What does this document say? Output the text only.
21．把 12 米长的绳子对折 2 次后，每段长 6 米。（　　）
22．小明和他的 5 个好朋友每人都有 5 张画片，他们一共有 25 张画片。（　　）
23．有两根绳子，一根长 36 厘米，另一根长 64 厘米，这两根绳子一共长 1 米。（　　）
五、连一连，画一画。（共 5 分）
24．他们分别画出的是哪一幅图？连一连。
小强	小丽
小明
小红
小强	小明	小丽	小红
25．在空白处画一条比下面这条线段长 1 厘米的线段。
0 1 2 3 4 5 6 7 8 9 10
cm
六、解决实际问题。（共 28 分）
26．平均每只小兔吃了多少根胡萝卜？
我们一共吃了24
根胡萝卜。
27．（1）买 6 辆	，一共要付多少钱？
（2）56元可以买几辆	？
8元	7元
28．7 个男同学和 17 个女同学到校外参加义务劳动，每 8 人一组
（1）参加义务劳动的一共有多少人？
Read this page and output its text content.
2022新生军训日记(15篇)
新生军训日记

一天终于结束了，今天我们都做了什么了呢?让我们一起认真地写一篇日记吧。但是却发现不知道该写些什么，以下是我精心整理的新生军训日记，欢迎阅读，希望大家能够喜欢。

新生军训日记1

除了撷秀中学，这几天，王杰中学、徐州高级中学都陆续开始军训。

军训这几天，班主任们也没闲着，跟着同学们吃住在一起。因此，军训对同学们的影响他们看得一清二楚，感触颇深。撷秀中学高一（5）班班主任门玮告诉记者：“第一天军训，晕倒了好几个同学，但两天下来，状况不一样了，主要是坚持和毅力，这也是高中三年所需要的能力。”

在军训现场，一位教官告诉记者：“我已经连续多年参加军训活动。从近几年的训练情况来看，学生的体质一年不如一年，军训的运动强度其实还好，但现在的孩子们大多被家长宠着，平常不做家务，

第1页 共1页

---

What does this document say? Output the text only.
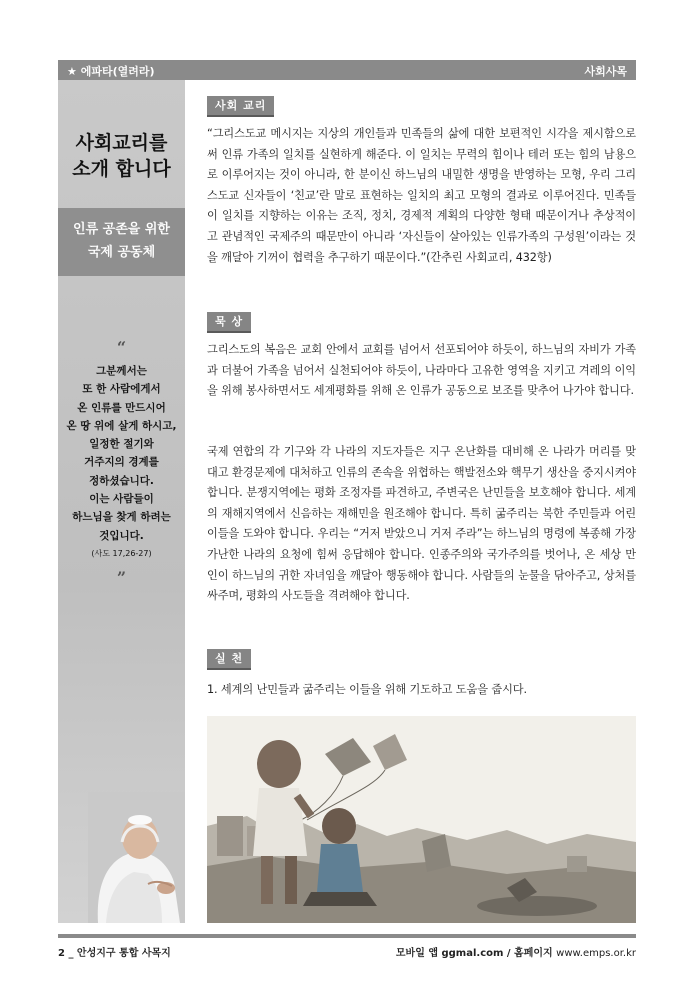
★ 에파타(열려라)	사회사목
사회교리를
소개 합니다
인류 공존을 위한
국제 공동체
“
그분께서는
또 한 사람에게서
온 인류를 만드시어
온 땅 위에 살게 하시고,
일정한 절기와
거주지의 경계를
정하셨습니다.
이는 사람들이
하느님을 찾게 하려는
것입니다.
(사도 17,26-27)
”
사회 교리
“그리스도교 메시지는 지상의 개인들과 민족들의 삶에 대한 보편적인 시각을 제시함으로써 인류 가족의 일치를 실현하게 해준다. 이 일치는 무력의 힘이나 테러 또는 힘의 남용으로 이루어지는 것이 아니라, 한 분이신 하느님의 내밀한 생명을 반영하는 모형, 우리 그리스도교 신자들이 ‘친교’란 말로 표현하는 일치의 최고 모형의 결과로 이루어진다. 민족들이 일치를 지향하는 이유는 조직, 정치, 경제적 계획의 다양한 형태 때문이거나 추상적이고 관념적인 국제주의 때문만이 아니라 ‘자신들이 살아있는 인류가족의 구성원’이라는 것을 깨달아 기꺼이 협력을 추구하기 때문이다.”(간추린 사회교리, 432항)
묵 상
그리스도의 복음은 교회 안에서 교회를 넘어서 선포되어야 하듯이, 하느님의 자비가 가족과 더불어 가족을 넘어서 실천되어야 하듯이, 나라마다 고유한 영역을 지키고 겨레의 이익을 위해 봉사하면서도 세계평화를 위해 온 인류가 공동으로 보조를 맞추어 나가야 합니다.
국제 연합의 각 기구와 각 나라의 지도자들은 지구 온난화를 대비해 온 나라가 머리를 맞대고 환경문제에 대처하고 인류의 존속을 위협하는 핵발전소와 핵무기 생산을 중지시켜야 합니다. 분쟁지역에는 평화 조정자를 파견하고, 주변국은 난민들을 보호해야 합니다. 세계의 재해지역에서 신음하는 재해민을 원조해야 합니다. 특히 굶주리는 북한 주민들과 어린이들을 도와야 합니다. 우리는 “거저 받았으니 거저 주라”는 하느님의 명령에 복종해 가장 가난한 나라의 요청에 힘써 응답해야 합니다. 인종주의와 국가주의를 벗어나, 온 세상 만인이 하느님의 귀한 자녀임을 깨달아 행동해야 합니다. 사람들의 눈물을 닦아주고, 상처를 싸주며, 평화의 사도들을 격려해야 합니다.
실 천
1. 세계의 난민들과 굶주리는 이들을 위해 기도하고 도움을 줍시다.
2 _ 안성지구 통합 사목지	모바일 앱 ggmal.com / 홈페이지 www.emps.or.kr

--

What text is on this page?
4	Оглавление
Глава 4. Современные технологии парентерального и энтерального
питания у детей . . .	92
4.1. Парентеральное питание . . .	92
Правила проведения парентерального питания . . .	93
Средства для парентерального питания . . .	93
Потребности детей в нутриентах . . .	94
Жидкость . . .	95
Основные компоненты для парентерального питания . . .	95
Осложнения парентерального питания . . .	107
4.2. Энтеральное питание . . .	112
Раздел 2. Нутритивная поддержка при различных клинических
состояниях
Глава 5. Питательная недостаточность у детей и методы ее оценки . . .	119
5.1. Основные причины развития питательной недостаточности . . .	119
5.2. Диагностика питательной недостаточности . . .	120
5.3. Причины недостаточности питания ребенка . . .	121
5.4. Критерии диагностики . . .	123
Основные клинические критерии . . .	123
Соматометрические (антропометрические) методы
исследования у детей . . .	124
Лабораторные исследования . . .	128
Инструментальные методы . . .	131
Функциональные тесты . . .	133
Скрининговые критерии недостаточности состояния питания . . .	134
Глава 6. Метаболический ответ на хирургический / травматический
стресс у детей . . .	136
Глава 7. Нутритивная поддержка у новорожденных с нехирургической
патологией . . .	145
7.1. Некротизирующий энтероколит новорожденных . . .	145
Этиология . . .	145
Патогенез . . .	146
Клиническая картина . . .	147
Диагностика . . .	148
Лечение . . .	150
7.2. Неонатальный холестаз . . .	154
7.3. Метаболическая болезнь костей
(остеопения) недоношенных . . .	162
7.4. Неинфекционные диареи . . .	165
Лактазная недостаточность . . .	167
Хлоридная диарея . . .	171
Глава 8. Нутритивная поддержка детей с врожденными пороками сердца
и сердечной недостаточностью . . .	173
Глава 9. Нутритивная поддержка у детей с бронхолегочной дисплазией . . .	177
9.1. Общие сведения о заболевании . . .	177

**Challenge**
From the listing above, copy every line that holds the string "Основные".

**Completed task**
Основные компоненты для парентерального питания . . .	95
5.1. Основные причины развития питательной недостаточности . . .	119
Основные клинические критерии . . .	123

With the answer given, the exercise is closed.